> _What the task requires_
Say how many lines contain "公司研发费用及研发费用率"; the answer is the number alone.

Rows from a figure dataset:
____________

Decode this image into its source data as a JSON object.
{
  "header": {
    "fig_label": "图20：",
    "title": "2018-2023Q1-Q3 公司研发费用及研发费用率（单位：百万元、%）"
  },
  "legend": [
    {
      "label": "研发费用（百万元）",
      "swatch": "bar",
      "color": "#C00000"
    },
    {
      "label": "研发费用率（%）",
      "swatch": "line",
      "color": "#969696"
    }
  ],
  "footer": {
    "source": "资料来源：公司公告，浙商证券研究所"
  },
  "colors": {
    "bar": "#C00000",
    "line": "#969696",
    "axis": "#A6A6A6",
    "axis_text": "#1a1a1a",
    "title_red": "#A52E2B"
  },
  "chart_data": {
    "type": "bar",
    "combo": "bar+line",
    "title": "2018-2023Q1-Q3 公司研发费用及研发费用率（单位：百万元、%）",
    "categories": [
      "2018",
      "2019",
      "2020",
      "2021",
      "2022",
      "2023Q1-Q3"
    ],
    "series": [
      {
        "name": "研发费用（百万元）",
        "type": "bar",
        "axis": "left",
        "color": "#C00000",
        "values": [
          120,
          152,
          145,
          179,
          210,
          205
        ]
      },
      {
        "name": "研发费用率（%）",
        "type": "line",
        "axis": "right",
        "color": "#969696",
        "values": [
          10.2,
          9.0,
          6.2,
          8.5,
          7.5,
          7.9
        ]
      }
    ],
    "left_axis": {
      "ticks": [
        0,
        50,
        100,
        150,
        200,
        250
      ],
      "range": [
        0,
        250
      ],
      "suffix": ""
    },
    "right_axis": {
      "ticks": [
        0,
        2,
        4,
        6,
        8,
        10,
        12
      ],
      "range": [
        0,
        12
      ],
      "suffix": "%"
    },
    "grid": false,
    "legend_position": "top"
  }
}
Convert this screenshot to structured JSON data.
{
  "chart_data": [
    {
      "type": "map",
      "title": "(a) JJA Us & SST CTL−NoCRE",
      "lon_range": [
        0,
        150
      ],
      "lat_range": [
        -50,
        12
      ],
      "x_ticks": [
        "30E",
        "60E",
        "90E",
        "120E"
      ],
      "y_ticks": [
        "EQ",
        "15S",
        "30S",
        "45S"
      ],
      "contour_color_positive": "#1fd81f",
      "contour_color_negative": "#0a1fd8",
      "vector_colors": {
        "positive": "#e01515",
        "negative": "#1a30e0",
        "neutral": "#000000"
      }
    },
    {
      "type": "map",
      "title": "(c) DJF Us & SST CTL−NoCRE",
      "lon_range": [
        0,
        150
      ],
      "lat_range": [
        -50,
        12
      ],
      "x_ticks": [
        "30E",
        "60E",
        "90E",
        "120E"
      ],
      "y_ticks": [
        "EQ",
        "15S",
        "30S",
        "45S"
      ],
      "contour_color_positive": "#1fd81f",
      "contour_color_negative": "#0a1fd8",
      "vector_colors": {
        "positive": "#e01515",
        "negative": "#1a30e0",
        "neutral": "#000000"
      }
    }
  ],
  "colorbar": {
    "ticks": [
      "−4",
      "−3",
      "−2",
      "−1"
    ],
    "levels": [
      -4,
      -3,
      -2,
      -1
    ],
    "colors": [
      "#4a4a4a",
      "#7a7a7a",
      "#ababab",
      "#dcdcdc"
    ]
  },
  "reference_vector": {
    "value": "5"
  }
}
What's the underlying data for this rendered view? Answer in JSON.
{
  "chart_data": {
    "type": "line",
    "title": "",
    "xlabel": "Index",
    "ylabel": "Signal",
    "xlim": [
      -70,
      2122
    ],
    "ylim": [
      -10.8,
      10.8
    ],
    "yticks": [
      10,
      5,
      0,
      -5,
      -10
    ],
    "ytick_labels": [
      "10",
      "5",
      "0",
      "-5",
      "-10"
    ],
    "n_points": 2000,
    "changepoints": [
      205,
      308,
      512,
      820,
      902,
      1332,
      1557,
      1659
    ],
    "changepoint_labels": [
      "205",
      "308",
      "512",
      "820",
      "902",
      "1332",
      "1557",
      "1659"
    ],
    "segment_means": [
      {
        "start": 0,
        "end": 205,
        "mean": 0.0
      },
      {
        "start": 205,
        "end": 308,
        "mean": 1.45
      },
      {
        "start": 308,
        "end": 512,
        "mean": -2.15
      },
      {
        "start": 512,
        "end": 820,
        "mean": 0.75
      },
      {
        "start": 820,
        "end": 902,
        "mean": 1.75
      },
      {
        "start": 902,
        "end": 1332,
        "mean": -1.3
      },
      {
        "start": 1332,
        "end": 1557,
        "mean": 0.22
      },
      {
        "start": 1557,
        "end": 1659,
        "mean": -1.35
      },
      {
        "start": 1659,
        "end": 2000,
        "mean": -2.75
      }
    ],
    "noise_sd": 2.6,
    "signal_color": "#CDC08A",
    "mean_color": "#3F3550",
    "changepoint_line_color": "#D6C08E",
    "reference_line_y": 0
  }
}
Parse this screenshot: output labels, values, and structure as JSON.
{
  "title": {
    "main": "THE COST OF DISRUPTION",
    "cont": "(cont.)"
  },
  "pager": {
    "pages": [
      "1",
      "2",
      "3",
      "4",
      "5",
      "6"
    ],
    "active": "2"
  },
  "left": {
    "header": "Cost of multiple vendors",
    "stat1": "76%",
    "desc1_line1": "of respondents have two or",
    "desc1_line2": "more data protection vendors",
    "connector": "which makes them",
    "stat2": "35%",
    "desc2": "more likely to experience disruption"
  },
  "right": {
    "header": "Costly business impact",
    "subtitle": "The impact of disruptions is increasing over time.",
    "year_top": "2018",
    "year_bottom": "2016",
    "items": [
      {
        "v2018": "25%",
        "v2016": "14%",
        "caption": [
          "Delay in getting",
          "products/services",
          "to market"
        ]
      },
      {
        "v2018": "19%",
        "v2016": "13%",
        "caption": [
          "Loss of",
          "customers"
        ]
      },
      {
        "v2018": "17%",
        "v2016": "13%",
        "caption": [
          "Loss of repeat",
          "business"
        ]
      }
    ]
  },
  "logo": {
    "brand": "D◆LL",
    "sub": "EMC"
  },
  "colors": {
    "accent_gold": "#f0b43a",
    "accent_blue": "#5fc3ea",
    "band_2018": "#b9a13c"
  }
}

____________

> _Exercise response_
2